Samantha Joy Groff

Les tableaux subversifs de Samantha Joy Groff, alias @redneckhotwife

Image d'avatar de Lucie SolLucie Sol - Le 22 mai 2023

Samantha Joy Groff est une artiste américaine de 29 ans, qui mêle dans ses œuvres religion et sensualité de façon toujours décalée. Son travail traduit une réflexion sur la ruralité américaine, qu’elle explore au prisme de l’expérience féminine en particulier.

femmes assises avec des animaux, une pastèque entre les jambes, vues de haut
© Samantha Joy Groff, Fourth of July Footlongs, 2021, 60” x 72”, huile sur toile

Investissant aussi bien la peinture que la performance ou la vidéo, Samantha Joy Groff représente la plupart du temps des femmes dans des décors naturels et en présence d’animaux. Mais pas dans n’importent quelles positions : en effet, elle subvertit dans ses peintures les codes de la pastorale classique en mettant en scène des figures féminines et animales dans des postures lascives et voluptueuses.

◆ ◆ ◆ ◆

» Consigne donnée
Rédigez la suite de l'article ci-dessus consacré aux tableaux de Samantha Joy Groff, à partir de sa dernière phrase. Les lignes qui figurent plus bas ne sont pas nécessaires.

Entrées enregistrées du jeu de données
◆ ◆ ◆ ◆

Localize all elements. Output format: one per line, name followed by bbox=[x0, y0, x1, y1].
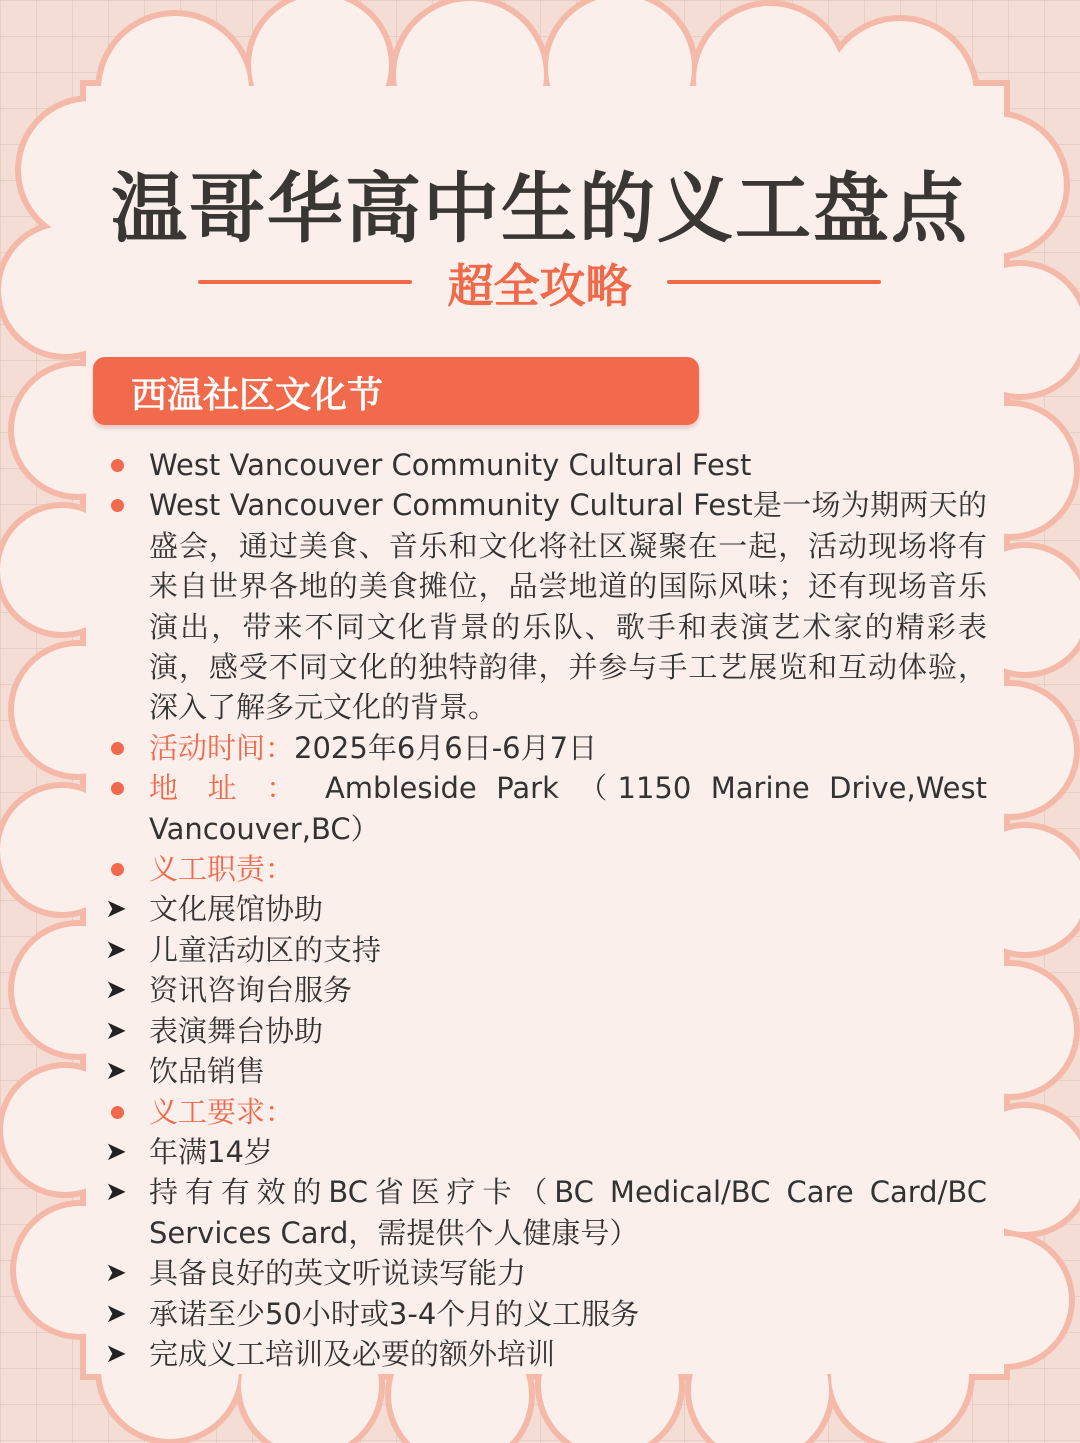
time-item bbox=[105, 728, 987, 768]
arrow-right-icon: ➤ bbox=[105, 1298, 127, 1329]
requirement-text: 承诺至少50小时或3-4个月的义工服务 bbox=[149, 1296, 640, 1331]
address-value: Ambleside Park （1150 Marine Drive,West Vancouver,BC） bbox=[149, 771, 988, 846]
event-description: West Vancouver Community Cultural Fest是一场为期两天的盛会，通过美食、音乐和文化将社区凝聚在一起，活动现场将有来自世界各地的美食摊位，品尝地道的国际风味；还有现场音乐演出，带来不同文化背景的乐队、歌手和表演艺术家的精彩表演，感受不同文化的独特韵律，并参与手工艺展览和互动体验，深入了解多元文化的背景。 bbox=[149, 488, 987, 725]
requirement-item bbox=[105, 1132, 987, 1172]
duty-item bbox=[105, 1051, 987, 1091]
duties-label: 义工职责： bbox=[149, 852, 295, 887]
arrow-right-icon: ➤ bbox=[105, 1338, 127, 1369]
arrow-right-icon: ➤ bbox=[105, 894, 127, 925]
arrow-right-icon: ➤ bbox=[105, 1015, 127, 1046]
page-title: 温哥华高中生的义工盘点 bbox=[111, 164, 969, 253]
duties-heading-item bbox=[105, 849, 987, 889]
requirement-item bbox=[105, 1334, 987, 1374]
requirement-text: 具备良好的英文听说读写能力 bbox=[149, 1256, 527, 1291]
requirement-item bbox=[105, 1253, 987, 1293]
section-header bbox=[93, 357, 699, 425]
subtitle-divider-right bbox=[667, 280, 881, 284]
arrow-right-icon: ➤ bbox=[105, 1258, 127, 1289]
time-label: 活动时间： bbox=[149, 730, 295, 765]
duty-text: 资讯咨询台服务 bbox=[149, 973, 353, 1008]
requirements-heading-item bbox=[105, 1092, 987, 1132]
section-content bbox=[105, 445, 987, 1374]
subtitle-divider-left bbox=[198, 280, 412, 284]
duty-text: 饮品销售 bbox=[149, 1054, 266, 1089]
requirement-text: 完成义工培训及必要的额外培训 bbox=[149, 1336, 556, 1371]
section-header-label: 西温社区文化节 bbox=[131, 375, 384, 416]
event-name: West Vancouver Community Cultural Fest bbox=[149, 448, 752, 482]
duty-text: 表演舞台协助 bbox=[149, 1013, 324, 1048]
dot-icon bbox=[111, 1106, 124, 1119]
duty-text: 文化展馆协助 bbox=[149, 892, 324, 927]
description-item bbox=[105, 485, 987, 727]
subtitle: 超全攻略 bbox=[447, 259, 632, 313]
address-item bbox=[105, 768, 987, 849]
dot-icon bbox=[111, 863, 124, 876]
arrow-right-icon: ➤ bbox=[105, 1177, 127, 1208]
event-name-item bbox=[105, 445, 987, 485]
duty-text: 儿童活动区的支持 bbox=[149, 932, 382, 967]
requirement-item bbox=[105, 1294, 987, 1334]
requirement-item bbox=[105, 1172, 987, 1253]
requirement-text: 年满14岁 bbox=[149, 1134, 273, 1169]
arrow-right-icon: ➤ bbox=[105, 1056, 127, 1087]
duty-item bbox=[105, 970, 987, 1010]
duty-item bbox=[105, 1011, 987, 1051]
dot-icon bbox=[111, 499, 124, 512]
requirements-label: 义工要求： bbox=[149, 1094, 295, 1129]
address-label: 地 址 ： bbox=[149, 771, 306, 806]
dot-icon bbox=[111, 782, 124, 795]
arrow-right-icon: ➤ bbox=[105, 1136, 127, 1167]
arrow-right-icon: ➤ bbox=[105, 975, 127, 1006]
duty-item bbox=[105, 930, 987, 970]
dot-icon bbox=[111, 742, 124, 755]
subtitle-row bbox=[0, 250, 1080, 320]
duty-item bbox=[105, 889, 987, 929]
dot-icon bbox=[111, 459, 124, 472]
time-value: 2025年6月6日-6月7日 bbox=[294, 730, 598, 765]
arrow-right-icon: ➤ bbox=[105, 934, 127, 965]
requirement-text: 持有有效的BC省医疗卡（BC Medical/BC Care Card/BC Services Card，需提供个人健康号） bbox=[149, 1175, 987, 1250]
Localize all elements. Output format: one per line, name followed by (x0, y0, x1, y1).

◆ ◆ ◆ ◆

» Réponse rédigée
Plutôt que de nous donner à voir des plans généraux, et donc une vue d’ensemble de la campagne pennsylvanienne, elle privilégie les plans rapprochés et le format portrait plutôt que paysage. Par ce resserrage du regard, elle nous offre une vision intime et fantasmatique de la ruralité pennsylvanienne, parfois dans une atmosphère que l’on pourrait qualifier de fantastique ou onirique.

Son parcours

Samantha Joy Groff naît en Pennsylvanie (Etats-Unis) dans une petite communauté mennonite. Elle part ensuite faire ses études d’art à New York, et continue son MFA (Master of Fine Arts, l’équivalent d’un master en France) à la prestigieuse université de Yale. Son travail artistique s’articule autour de la vie traditionnelle des femmes mennonites, qu’elle représente avec ambiguïté dans ses peintures à l’huile.

trois femmes mennonites avec leur bonnet traditionnelles, l'une a un très fort strabisme et des doigts très allongés
© Samantha Joy Groff, Harvest Gossip, 2022, huile sur toile, 36” x 48”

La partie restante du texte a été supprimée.